Copy out every line of the records where the string "aufgrund" occurs.

## Start DATA EXTRACT

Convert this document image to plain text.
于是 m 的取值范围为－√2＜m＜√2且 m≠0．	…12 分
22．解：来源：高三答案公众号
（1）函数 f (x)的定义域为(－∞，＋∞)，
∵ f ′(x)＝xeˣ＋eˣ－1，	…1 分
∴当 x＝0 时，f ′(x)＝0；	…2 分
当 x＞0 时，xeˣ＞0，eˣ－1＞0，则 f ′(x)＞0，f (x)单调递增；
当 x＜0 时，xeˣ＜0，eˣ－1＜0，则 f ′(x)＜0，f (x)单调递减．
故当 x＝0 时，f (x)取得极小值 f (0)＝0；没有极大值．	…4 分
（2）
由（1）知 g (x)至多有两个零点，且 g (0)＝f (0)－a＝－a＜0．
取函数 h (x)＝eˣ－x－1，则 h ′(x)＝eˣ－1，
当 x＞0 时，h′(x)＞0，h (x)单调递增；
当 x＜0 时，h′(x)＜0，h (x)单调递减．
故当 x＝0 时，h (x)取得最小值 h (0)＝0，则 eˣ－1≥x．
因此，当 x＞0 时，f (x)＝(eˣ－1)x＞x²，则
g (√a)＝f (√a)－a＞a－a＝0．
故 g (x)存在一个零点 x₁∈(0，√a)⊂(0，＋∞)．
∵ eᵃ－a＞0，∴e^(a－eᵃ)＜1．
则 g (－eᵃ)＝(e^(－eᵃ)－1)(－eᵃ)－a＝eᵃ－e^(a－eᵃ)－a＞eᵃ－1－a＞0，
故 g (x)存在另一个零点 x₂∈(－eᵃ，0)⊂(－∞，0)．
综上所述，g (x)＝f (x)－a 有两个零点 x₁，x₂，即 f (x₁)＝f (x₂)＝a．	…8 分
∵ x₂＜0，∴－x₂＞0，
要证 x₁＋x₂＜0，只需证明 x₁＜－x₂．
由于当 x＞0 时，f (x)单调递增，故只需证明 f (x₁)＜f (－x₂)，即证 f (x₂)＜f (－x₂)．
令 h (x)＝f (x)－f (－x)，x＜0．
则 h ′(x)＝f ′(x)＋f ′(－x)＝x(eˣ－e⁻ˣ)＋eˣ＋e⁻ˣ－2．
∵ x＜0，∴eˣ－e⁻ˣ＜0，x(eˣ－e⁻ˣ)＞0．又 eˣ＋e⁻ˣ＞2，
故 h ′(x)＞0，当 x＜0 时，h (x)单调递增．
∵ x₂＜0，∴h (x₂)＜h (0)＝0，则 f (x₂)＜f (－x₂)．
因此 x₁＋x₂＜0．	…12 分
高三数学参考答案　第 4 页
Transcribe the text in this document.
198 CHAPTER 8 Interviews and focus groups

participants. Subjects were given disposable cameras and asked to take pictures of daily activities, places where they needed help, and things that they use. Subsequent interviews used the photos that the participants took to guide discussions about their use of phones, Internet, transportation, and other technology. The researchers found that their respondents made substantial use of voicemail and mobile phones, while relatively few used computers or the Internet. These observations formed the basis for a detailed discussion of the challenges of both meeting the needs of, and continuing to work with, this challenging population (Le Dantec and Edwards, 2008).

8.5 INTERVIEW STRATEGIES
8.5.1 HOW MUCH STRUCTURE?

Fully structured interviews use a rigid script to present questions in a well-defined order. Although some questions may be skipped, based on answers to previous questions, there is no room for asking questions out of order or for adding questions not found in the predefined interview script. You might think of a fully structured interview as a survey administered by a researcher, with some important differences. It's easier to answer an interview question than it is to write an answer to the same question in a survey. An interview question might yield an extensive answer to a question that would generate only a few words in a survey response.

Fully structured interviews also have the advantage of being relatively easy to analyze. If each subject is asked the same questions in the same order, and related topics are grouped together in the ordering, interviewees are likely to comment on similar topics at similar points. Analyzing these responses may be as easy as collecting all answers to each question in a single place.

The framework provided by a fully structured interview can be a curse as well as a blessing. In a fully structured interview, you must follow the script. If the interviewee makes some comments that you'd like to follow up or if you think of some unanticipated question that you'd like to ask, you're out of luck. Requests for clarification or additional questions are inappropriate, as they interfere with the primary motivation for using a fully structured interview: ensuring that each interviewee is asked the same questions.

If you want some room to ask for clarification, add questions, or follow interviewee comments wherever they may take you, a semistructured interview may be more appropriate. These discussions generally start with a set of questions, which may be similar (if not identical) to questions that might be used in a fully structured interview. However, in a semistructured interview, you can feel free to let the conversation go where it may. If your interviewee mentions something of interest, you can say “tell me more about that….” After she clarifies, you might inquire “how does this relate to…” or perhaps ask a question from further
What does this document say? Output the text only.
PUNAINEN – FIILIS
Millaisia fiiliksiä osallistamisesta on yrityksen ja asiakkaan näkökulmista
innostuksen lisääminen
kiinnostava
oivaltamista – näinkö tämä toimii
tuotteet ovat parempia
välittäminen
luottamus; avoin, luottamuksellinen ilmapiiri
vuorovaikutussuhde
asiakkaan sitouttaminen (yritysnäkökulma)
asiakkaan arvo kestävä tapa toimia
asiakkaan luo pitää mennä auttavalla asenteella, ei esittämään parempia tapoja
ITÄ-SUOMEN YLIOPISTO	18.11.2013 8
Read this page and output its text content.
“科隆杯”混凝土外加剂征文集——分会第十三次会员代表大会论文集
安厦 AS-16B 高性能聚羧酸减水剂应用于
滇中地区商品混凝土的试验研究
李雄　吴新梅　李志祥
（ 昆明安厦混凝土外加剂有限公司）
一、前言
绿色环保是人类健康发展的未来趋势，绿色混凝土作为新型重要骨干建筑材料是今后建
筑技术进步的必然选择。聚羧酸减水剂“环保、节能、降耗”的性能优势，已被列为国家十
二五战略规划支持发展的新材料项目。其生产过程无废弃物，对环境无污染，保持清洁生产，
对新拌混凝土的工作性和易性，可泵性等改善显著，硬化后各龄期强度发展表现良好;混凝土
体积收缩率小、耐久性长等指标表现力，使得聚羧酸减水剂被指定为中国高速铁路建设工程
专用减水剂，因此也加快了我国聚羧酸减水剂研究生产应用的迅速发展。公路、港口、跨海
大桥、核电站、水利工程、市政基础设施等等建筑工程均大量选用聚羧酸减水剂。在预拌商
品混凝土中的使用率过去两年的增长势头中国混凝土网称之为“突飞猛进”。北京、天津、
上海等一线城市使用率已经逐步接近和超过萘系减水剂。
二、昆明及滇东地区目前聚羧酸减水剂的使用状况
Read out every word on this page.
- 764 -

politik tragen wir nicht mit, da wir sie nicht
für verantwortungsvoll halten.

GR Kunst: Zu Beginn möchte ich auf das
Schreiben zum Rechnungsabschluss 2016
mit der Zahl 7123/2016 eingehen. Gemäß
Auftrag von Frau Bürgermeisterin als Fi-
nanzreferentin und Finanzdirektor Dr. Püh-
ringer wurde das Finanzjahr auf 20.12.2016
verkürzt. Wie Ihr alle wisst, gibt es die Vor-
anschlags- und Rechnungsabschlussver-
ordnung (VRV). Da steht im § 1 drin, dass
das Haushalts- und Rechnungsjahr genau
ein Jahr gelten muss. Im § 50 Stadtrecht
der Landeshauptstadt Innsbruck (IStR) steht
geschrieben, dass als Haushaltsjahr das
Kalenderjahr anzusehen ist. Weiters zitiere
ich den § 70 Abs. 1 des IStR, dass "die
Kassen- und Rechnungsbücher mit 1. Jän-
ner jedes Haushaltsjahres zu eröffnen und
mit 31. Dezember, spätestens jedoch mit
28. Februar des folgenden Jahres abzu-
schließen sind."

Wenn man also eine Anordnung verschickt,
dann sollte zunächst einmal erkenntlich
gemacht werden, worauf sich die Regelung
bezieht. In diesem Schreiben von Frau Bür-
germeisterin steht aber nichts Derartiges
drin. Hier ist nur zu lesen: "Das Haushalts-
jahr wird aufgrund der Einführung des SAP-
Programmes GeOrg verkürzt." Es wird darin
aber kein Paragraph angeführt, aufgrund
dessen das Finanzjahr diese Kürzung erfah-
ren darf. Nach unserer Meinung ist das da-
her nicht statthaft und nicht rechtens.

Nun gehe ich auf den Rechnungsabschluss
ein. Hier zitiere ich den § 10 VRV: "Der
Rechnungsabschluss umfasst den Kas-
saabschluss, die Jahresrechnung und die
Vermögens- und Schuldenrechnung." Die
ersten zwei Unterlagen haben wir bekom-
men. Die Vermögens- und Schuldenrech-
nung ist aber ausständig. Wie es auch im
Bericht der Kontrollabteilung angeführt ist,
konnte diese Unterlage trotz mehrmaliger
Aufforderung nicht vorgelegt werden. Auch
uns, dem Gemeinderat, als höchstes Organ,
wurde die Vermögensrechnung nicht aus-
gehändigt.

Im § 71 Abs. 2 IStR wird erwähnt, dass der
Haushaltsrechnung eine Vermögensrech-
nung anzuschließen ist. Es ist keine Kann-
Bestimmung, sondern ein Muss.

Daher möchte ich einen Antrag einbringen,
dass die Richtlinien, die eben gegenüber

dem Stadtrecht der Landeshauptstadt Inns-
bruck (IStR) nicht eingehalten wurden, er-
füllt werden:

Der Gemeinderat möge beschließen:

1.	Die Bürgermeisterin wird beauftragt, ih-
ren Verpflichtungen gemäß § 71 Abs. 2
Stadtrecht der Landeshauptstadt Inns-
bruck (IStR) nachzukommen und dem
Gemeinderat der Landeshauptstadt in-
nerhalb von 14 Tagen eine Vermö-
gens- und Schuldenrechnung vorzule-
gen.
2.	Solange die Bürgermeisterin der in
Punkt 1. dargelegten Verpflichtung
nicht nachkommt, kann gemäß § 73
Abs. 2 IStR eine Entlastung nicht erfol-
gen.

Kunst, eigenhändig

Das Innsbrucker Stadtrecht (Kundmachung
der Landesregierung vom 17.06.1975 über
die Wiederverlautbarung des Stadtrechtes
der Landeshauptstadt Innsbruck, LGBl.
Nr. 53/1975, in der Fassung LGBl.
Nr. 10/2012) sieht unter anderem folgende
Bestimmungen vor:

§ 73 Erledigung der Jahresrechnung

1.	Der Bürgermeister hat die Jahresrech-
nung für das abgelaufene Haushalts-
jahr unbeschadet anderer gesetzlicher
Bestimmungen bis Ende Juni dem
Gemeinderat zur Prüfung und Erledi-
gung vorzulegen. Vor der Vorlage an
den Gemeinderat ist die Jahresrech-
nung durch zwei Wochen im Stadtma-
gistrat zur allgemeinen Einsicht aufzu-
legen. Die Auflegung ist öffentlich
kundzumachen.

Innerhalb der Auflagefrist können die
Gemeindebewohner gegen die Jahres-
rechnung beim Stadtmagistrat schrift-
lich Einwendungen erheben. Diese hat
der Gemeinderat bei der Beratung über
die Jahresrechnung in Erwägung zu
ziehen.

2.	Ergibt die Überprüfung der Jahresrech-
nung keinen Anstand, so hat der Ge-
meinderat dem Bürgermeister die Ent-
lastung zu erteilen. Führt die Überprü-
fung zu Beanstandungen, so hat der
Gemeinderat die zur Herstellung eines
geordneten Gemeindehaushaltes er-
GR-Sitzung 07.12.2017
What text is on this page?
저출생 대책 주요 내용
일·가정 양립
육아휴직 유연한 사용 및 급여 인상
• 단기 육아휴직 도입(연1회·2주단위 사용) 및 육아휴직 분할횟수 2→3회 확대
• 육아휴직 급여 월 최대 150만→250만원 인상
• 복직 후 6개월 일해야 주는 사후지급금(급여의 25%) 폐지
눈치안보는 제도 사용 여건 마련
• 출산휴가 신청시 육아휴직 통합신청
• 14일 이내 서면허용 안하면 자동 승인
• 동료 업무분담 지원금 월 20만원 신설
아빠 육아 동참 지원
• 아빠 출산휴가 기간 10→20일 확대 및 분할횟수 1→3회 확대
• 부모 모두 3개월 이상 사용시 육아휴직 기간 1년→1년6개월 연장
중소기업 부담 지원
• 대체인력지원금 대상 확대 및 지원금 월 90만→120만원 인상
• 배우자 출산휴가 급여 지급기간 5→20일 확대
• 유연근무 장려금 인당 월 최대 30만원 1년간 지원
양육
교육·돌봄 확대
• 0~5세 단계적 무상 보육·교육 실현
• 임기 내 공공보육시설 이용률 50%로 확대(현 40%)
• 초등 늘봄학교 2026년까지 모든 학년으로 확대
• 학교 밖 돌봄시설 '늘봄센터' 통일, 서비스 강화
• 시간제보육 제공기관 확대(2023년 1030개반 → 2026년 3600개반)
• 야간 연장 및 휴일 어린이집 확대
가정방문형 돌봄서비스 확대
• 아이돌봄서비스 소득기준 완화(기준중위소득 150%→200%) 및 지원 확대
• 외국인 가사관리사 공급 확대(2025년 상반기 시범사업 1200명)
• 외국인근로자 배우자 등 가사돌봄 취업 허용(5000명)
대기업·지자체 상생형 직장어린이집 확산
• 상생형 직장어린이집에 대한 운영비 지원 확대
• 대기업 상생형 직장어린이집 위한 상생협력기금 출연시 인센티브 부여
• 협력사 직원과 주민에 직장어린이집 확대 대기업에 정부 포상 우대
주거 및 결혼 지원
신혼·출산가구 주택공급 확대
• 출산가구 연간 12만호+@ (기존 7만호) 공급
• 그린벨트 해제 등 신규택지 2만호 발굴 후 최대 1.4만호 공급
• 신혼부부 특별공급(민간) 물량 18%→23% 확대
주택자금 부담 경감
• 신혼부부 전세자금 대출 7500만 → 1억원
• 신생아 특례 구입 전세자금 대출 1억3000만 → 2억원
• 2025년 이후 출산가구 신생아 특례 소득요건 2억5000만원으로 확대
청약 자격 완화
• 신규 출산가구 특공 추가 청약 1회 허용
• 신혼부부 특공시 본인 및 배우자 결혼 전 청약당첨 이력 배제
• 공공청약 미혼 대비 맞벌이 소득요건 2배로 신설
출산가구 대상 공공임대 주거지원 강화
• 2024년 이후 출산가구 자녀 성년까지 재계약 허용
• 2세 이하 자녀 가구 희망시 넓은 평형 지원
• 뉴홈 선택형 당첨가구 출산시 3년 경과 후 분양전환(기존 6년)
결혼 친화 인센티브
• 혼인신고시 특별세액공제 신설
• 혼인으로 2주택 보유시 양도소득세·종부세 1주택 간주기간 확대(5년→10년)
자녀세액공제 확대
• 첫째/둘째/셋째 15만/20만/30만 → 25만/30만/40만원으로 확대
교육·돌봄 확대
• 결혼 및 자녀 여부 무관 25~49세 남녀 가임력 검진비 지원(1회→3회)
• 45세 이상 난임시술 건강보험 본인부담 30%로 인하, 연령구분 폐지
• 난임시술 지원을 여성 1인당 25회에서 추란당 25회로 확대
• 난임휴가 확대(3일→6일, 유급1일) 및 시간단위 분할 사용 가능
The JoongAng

## End DATA EXTRACT

- **IN RESPONSE**
jahr wird aufgrund der Einführung des SAP-
aber kein Paragraph angeführt, aufgrund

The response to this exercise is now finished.